AUSGEWÄHLTER AUSZUG:
Die Schmugglerinvasion
Während des Zweiten Weltkriegs erhielt die Schweizer Grenze für zahlreiche zivile Flüchtlinge, Partisanen, Deserteure und bedrängte ausländische Truppenteile schicksalshafte Bedeutung. Der Schmuggel an der Südgrenze erreichte einen Höhepunkt.
Mit der Einführung der Kriegswirtschaft in der Schweiz sollte die Versorgung von Bevölkerung, Wirtschaft und Armee über ein staatlich gelenktes Verteilungssystem geregelt werden. Neben den staatlichen Eingriffen in die Wirtschaft und die Verteilung der Lebensmittel wurde auch der Bekämpfung des Schwarzmarktes und des Schmuggels eine grössere Aufmerksamkeit geschenkt. In den ersten Kriegsjahren ging der «Schleichhandel» merklich zurück. Während die Schmuggelaktivitäten vor allem in der Nord- und Ostschweiz verhältnismässig gering blieben, nahmen sie an der Südgrenze ab Herbst 1942 – in umgekehrter Richtung von Italien in die Schweiz – ein bisher ungekanntes Ausmass an.
Ursache für diese Entwicklung war die chaotische Lage in Norditalien. Nach der Landung der Alliierten in Sizilien im Juli 1943 besetzten deutsche Truppen das Gebiet. Der von einem Kommando befreite Diktator Benito Mussolini wurde Regierungschef der italienischen Sozialrepublik (Repubblica Sociale Italiana), einem deutschen Satellitenstaat. Die Situation der dort lebenden Bevölkerung verschlechterte sich dramatisch, viele Menschen flüchteten in die Schweiz. Zahlreiche Dienstverweigerer, Fahnenflüchtige und Partisanen gingen in den Untergrund oder zogen sich in gebirgige Regionen entlang der Schweizer Grenze zurück. Dort war es ihnen jedoch kaum mehr möglich, einer regulären Arbeit nachzugehen und sie erhielten auch keine Marken für die ohnehin bereits dürftigen Lebensmittelrationen mehr. Um trotzdem überleben zu können, betätigten sich viele als Schmuggler.

SCHRIFTLICHE AUFGABE A:
Übertrage den Satz «Ursache für diese Entwicklung war die chaotische Lage in Norditalien.» aus dem Text über den Schmuggel an der Schweizer Südgrenze ins Englische.
SCHRIFTLICHE AUFGABE B:
Führe den Text über den Schmuggel an der Schweizer Südgrenze im Anschluss an seinen letzten Satz fort.
Die Zeilen spielen hierfür keine Rolle.

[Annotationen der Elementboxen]

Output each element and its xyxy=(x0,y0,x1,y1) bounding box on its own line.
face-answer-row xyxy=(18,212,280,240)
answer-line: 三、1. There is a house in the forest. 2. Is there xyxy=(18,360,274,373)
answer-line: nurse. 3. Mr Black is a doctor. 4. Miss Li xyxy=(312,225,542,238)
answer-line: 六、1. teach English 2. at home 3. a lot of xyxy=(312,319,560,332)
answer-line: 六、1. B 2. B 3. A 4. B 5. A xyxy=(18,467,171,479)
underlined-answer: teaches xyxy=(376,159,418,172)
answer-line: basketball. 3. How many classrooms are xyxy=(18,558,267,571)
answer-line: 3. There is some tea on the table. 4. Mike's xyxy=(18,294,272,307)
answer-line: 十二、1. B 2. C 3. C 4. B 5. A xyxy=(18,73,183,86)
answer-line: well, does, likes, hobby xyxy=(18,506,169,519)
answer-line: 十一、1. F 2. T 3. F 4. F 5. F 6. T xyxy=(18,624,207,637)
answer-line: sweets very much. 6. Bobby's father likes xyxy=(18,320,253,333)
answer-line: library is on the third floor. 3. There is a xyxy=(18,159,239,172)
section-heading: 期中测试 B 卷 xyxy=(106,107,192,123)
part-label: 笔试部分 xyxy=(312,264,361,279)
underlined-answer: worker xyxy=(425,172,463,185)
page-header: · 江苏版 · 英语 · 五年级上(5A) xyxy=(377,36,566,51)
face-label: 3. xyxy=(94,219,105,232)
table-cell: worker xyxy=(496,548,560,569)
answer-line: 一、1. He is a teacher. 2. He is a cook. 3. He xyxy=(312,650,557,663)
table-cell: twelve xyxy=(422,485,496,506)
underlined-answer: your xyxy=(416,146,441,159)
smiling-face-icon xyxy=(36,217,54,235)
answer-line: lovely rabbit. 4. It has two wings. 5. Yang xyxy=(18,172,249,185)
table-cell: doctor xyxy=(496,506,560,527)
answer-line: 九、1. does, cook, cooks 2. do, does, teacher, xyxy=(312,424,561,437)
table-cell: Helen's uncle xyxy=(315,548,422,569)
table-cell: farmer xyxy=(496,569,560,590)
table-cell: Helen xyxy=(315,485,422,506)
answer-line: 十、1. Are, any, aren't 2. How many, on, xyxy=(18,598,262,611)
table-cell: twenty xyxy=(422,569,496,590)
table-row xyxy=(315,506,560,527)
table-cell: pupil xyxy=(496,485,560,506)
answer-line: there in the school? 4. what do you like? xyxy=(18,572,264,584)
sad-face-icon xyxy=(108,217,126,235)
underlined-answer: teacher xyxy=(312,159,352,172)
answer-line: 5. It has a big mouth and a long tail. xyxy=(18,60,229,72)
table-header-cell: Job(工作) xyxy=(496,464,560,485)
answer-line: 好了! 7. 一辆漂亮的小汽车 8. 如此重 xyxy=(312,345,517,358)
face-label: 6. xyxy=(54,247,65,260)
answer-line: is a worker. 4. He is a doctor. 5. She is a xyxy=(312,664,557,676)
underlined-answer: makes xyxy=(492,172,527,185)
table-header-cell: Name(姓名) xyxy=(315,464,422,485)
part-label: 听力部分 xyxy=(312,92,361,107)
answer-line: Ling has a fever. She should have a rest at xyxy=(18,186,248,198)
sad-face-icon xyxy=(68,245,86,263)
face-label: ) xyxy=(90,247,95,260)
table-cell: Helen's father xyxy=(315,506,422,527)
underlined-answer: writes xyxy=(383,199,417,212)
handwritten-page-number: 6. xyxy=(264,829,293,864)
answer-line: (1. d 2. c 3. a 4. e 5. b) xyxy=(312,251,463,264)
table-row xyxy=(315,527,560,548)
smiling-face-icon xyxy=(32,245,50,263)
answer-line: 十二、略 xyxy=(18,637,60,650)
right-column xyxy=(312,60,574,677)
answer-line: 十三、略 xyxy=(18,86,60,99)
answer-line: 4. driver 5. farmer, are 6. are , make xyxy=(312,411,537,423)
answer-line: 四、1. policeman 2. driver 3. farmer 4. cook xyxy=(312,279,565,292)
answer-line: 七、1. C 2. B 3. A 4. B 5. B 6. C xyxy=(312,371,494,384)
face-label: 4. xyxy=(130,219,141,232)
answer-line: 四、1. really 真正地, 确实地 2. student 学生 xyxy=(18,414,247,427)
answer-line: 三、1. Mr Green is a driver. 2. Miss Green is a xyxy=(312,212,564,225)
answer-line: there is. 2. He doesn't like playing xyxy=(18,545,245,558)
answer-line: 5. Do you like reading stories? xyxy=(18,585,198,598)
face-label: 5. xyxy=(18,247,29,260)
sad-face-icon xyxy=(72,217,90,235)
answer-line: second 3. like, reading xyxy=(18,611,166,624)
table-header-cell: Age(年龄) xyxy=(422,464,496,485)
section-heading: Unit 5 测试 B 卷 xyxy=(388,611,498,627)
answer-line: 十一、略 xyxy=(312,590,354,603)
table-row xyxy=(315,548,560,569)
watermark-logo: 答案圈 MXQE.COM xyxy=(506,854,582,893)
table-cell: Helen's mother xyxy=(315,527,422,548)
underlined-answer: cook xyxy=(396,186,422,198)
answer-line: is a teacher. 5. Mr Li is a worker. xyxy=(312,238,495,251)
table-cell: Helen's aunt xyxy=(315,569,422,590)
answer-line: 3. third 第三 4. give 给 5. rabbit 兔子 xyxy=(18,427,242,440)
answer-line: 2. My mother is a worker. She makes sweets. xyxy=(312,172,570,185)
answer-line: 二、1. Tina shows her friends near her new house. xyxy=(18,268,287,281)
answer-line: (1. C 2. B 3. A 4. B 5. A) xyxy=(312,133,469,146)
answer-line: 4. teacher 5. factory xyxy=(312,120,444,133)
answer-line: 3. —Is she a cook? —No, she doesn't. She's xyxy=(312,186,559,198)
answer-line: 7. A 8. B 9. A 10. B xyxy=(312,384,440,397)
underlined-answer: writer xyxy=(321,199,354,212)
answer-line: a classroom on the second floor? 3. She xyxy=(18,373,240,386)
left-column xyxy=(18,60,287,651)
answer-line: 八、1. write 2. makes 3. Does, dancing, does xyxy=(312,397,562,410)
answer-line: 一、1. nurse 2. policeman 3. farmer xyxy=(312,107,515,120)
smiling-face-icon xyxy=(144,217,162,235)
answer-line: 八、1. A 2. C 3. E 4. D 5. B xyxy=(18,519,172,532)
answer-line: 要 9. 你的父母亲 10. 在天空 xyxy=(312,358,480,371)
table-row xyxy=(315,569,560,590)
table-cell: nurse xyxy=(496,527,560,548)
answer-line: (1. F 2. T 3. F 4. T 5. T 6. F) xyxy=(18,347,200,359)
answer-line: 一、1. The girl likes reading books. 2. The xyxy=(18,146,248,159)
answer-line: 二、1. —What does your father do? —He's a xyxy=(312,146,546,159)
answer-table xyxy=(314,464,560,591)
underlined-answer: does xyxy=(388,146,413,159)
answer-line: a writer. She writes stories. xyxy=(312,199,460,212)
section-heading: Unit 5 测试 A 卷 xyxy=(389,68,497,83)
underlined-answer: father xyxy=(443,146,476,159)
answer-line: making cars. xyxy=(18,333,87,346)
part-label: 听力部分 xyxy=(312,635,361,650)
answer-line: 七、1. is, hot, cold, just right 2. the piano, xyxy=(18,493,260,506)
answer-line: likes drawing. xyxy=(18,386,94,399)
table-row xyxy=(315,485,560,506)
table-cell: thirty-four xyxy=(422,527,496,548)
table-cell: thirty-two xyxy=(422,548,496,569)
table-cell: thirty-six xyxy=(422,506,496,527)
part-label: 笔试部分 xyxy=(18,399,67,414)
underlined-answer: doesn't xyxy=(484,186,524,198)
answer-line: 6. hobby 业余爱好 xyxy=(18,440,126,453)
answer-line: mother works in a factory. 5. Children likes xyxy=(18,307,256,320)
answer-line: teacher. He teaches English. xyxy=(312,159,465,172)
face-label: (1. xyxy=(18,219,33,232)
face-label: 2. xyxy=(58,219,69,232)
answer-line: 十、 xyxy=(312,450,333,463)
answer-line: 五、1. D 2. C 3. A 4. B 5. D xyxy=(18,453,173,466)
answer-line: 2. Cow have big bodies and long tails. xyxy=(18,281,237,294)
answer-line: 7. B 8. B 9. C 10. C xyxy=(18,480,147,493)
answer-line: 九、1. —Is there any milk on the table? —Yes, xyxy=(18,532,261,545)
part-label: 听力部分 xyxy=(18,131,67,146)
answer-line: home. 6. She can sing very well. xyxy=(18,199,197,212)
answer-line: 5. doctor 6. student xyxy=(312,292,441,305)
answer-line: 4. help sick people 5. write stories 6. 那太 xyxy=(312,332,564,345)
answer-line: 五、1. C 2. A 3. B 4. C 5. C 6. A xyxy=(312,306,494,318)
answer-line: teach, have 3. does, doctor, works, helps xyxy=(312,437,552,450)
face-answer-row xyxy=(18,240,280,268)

SCHRIFTLICHE ANTWORT A:
The cause of this development was the chaotic situation in northern Italy.

SCHRIFTLICHE ANTWORT B:
Zeitalter des Reises
Ganze Menschenkolonnen machten sich auf den Weg, um Lebensmittel wie Mehl, Butter, Salami, Käse, aber auch Schuhe, Veloreifen, Seide und Esel über die Grenze zu bringen. Das mit Abstand am meisten geschmuggelte Gut war aber Reis, weshalb man sich noch heute in der Grenzregion an die «epoca del riso» («das Zeitalter des Reises») erinnert. Die an der Südgrenze konfiszierten Reismengen waren beeindruckend: schon nur im letzten Kriegsjahr wurden 115 Tonnen konfisziert! In der gleichen Zeit wurden 9'154 Schmuggler gefasst, die effektive Zahl illegaler Warentransporte dürfte etwa fünfmal höher gewesen sein. Die Jahresberichte des Tessiner Zollkreises sprachen von einer «wahrhaften Schmugglerinvasion».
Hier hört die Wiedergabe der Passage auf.